The input:
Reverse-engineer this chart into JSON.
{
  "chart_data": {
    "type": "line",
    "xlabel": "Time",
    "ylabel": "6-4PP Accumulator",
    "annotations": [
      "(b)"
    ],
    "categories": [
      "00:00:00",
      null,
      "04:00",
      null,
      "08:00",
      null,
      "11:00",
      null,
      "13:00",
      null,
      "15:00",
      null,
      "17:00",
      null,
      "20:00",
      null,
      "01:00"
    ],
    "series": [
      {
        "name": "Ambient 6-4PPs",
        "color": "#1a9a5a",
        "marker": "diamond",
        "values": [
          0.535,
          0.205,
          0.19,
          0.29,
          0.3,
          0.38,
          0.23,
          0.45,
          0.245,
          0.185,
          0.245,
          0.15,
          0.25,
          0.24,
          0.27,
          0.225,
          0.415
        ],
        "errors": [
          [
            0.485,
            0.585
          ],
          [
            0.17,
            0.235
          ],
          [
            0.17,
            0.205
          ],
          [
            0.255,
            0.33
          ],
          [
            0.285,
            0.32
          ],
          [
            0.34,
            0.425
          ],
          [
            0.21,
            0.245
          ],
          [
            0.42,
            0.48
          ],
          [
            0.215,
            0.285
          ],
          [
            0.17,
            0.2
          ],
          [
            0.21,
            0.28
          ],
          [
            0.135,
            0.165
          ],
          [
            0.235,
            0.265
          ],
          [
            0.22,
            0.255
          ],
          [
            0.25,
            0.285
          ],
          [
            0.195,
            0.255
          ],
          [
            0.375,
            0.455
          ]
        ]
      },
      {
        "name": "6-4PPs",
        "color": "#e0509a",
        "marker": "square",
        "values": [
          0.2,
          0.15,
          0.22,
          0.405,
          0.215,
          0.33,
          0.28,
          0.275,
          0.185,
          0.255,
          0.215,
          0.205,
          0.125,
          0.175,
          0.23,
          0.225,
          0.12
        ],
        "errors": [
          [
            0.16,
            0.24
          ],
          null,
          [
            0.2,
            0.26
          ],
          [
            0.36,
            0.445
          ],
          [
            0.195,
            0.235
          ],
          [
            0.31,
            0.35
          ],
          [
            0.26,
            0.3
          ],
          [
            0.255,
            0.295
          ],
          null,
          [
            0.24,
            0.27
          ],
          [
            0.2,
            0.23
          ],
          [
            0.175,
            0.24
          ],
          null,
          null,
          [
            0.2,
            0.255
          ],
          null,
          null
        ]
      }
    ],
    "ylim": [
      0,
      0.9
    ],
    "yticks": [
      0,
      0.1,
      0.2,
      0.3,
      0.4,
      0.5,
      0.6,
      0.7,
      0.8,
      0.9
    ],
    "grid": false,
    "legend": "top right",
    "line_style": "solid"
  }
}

What is required: Repeat the data exactly. Leave nothing out.

Result:
Reverse-engineer this chart into JSON.
{
  "chart_data": {
    "type": "line",
    "xlabel": "Time",
    "ylabel": "6-4PP Accumulator",
    "annotations": [
      "(b)"
    ],
    "categories": [
      "00:00:00",
      null,
      "04:00",
      null,
      "08:00",
      null,
      "11:00",
      null,
      "13:00",
      null,
      "15:00",
      null,
      "17:00",
      null,
      "20:00",
      null,
      "01:00"
    ],
    "series": [
      {
        "name": "Ambient 6-4PPs",
        "color": "#1a9a5a",
        "marker": "diamond",
        "values": [
          0.535,
          0.205,
          0.19,
          0.29,
          0.3,
          0.38,
          0.23,
          0.45,
          0.245,
          0.185,
          0.245,
          0.15,
          0.25,
          0.24,
          0.27,
          0.225,
          0.415
        ],
        "errors": [
          [
            0.485,
            0.585
          ],
          [
            0.17,
            0.235
          ],
          [
            0.17,
            0.205
          ],
          [
            0.255,
            0.33
          ],
          [
            0.285,
            0.32
          ],
          [
            0.34,
            0.425
          ],
          [
            0.21,
            0.245
          ],
          [
            0.42,
            0.48
          ],
          [
            0.215,
            0.285
          ],
          [
            0.17,
            0.2
          ],
          [
            0.21,
            0.28
          ],
          [
            0.135,
            0.165
          ],
          [
            0.235,
            0.265
          ],
          [
            0.22,
            0.255
          ],
          [
            0.25,
            0.285
          ],
          [
            0.195,
            0.255
          ],
          [
            0.375,
            0.455
          ]
        ]
      },
      {
        "name": "6-4PPs",
        "color": "#e0509a",
        "marker": "square",
        "values": [
          0.2,
          0.15,
          0.22,
          0.405,
          0.215,
          0.33,
          0.28,
          0.275,
          0.185,
          0.255,
          0.215,
          0.205,
          0.125,
          0.175,
          0.23,
          0.225,
          0.12
        ],
        "errors": [
          [
            0.16,
            0.24
          ],
          null,
          [
            0.2,
            0.26
          ],
          [
            0.36,
            0.445
          ],
          [
            0.195,
            0.235
          ],
          [
            0.31,
            0.35
          ],
          [
            0.26,
            0.3
          ],
          [
            0.255,
            0.295
          ],
          null,
          [
            0.24,
            0.27
          ],
          [
            0.2,
            0.23
          ],
          [
            0.175,
            0.24
          ],
          null,
          null,
          [
            0.2,
            0.255
          ],
          null,
          null
        ]
      }
    ],
    "ylim": [
      0,
      0.9
    ],
    "yticks": [
      0,
      0.1,
      0.2,
      0.3,
      0.4,
      0.5,
      0.6,
      0.7,
      0.8,
      0.9
    ],
    "grid": false,
    "legend": "top right",
    "line_style": "solid"
  }
}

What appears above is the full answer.